Every line of the material that follows must be printed again exactly.

——————————

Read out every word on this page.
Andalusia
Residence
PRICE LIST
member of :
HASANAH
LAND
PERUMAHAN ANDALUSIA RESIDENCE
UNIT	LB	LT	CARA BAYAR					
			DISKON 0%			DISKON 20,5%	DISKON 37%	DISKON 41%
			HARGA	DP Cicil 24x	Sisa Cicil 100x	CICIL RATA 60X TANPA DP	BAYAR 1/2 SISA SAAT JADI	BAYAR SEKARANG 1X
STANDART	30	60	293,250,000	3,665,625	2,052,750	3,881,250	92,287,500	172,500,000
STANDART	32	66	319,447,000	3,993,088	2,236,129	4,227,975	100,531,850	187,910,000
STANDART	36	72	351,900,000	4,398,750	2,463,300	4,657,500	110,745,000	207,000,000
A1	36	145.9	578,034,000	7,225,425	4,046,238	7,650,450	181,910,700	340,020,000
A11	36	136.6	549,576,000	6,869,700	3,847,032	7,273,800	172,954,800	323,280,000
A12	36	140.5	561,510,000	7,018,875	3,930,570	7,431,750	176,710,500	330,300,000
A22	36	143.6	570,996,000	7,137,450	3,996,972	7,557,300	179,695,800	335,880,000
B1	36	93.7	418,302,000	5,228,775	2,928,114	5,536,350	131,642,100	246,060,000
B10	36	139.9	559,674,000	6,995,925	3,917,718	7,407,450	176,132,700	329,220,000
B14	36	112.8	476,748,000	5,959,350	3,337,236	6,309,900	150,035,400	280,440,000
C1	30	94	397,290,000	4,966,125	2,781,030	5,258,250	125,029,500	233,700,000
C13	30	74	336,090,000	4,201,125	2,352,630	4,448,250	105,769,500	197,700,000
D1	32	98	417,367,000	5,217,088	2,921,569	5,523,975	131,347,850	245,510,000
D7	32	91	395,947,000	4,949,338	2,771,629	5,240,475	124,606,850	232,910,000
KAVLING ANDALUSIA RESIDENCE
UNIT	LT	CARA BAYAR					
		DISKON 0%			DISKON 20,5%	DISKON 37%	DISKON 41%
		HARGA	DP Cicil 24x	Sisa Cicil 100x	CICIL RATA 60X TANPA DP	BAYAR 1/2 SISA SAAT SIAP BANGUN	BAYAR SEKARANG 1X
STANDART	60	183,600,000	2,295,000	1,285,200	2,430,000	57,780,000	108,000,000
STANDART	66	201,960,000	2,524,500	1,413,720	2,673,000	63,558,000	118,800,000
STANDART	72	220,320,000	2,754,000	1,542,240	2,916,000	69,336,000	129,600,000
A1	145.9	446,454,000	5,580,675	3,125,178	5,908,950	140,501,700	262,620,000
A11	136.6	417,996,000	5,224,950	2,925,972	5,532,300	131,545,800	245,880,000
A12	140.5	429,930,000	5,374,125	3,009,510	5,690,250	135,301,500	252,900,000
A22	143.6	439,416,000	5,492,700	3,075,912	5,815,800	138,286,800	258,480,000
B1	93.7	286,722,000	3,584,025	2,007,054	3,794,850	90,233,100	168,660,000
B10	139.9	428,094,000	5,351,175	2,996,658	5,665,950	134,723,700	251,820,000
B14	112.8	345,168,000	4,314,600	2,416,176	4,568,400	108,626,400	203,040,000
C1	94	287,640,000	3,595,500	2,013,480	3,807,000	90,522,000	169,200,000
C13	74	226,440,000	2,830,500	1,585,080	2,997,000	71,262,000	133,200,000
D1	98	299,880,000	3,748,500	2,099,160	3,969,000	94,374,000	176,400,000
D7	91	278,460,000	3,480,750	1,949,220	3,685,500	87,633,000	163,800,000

——————————

Solution to the exercise —
Read out every word on this page.
Andalusia
Residence
PRICE LIST
member of :
HASANAH
LAND
PERUMAHAN ANDALUSIA RESIDENCE
UNIT	LB	LT	CARA BAYAR					
			DISKON 0%			DISKON 20,5%	DISKON 37%	DISKON 41%
			HARGA	DP Cicil 24x	Sisa Cicil 100x	CICIL RATA 60X TANPA DP	BAYAR 1/2 SISA SAAT JADI	BAYAR SEKARANG 1X
STANDART	30	60	293,250,000	3,665,625	2,052,750	3,881,250	92,287,500	172,500,000
STANDART	32	66	319,447,000	3,993,088	2,236,129	4,227,975	100,531,850	187,910,000
STANDART	36	72	351,900,000	4,398,750	2,463,300	4,657,500	110,745,000	207,000,000
A1	36	145.9	578,034,000	7,225,425	4,046,238	7,650,450	181,910,700	340,020,000
A11	36	136.6	549,576,000	6,869,700	3,847,032	7,273,800	172,954,800	323,280,000
A12	36	140.5	561,510,000	7,018,875	3,930,570	7,431,750	176,710,500	330,300,000
A22	36	143.6	570,996,000	7,137,450	3,996,972	7,557,300	179,695,800	335,880,000
B1	36	93.7	418,302,000	5,228,775	2,928,114	5,536,350	131,642,100	246,060,000
B10	36	139.9	559,674,000	6,995,925	3,917,718	7,407,450	176,132,700	329,220,000
B14	36	112.8	476,748,000	5,959,350	3,337,236	6,309,900	150,035,400	280,440,000
C1	30	94	397,290,000	4,966,125	2,781,030	5,258,250	125,029,500	233,700,000
C13	30	74	336,090,000	4,201,125	2,352,630	4,448,250	105,769,500	197,700,000
D1	32	98	417,367,000	5,217,088	2,921,569	5,523,975	131,347,850	245,510,000
D7	32	91	395,947,000	4,949,338	2,771,629	5,240,475	124,606,850	232,910,000
KAVLING ANDALUSIA RESIDENCE
UNIT	LT	CARA BAYAR					
		DISKON 0%			DISKON 20,5%	DISKON 37%	DISKON 41%
		HARGA	DP Cicil 24x	Sisa Cicil 100x	CICIL RATA 60X TANPA DP	BAYAR 1/2 SISA SAAT SIAP BANGUN	BAYAR SEKARANG 1X
STANDART	60	183,600,000	2,295,000	1,285,200	2,430,000	57,780,000	108,000,000
STANDART	66	201,960,000	2,524,500	1,413,720	2,673,000	63,558,000	118,800,000
STANDART	72	220,320,000	2,754,000	1,542,240	2,916,000	69,336,000	129,600,000
A1	145.9	446,454,000	5,580,675	3,125,178	5,908,950	140,501,700	262,620,000
A11	136.6	417,996,000	5,224,950	2,925,972	5,532,300	131,545,800	245,880,000
A12	140.5	429,930,000	5,374,125	3,009,510	5,690,250	135,301,500	252,900,000
A22	143.6	439,416,000	5,492,700	3,075,912	5,815,800	138,286,800	258,480,000
B1	93.7	286,722,000	3,584,025	2,007,054	3,794,850	90,233,100	168,660,000
B10	139.9	428,094,000	5,351,175	2,996,658	5,665,950	134,723,700	251,820,000
B14	112.8	345,168,000	4,314,600	2,416,176	4,568,400	108,626,400	203,040,000
C1	94	287,640,000	3,595,500	2,013,480	3,807,000	90,522,000	169,200,000
C13	74	226,440,000	2,830,500	1,585,080	2,997,000	71,262,000	133,200,000
D1	98	299,880,000	3,748,500	2,099,160	3,969,000	94,374,000	176,400,000
D7	91	278,460,000	3,480,750	1,949,220	3,685,500	87,633,000	163,800,000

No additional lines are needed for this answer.